What is required
Among the entries, which lines carry the string "organizowanych"? Copy each of them.

Dataset records
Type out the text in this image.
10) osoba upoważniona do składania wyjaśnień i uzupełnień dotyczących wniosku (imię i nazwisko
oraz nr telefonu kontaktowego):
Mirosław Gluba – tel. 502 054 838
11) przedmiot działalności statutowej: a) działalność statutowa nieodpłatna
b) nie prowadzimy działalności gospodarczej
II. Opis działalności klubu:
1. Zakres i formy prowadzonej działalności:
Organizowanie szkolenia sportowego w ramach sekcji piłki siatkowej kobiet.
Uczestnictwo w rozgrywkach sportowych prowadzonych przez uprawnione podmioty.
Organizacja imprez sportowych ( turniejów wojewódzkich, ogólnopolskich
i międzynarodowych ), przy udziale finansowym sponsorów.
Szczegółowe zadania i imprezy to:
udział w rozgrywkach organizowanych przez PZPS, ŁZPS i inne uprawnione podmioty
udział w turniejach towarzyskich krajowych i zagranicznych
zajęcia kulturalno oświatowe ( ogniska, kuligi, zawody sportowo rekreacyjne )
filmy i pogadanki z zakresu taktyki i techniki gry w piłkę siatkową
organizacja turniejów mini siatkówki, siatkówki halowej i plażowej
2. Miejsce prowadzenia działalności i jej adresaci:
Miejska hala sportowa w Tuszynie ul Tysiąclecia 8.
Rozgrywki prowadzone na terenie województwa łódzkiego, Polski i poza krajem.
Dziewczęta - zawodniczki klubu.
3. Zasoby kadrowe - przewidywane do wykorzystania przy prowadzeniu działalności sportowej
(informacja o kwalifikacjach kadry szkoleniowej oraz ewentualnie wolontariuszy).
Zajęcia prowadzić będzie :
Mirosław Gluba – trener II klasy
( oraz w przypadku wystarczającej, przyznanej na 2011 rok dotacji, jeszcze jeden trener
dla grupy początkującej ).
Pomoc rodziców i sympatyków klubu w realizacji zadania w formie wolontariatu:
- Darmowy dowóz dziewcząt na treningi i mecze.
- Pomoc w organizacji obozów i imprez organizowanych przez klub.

Result of the task
udział w rozgrywkach organizowanych przez PZPS, ŁZPS i inne uprawnione podmioty
- Pomoc w organizacji obozów i imprez organizowanych przez klub.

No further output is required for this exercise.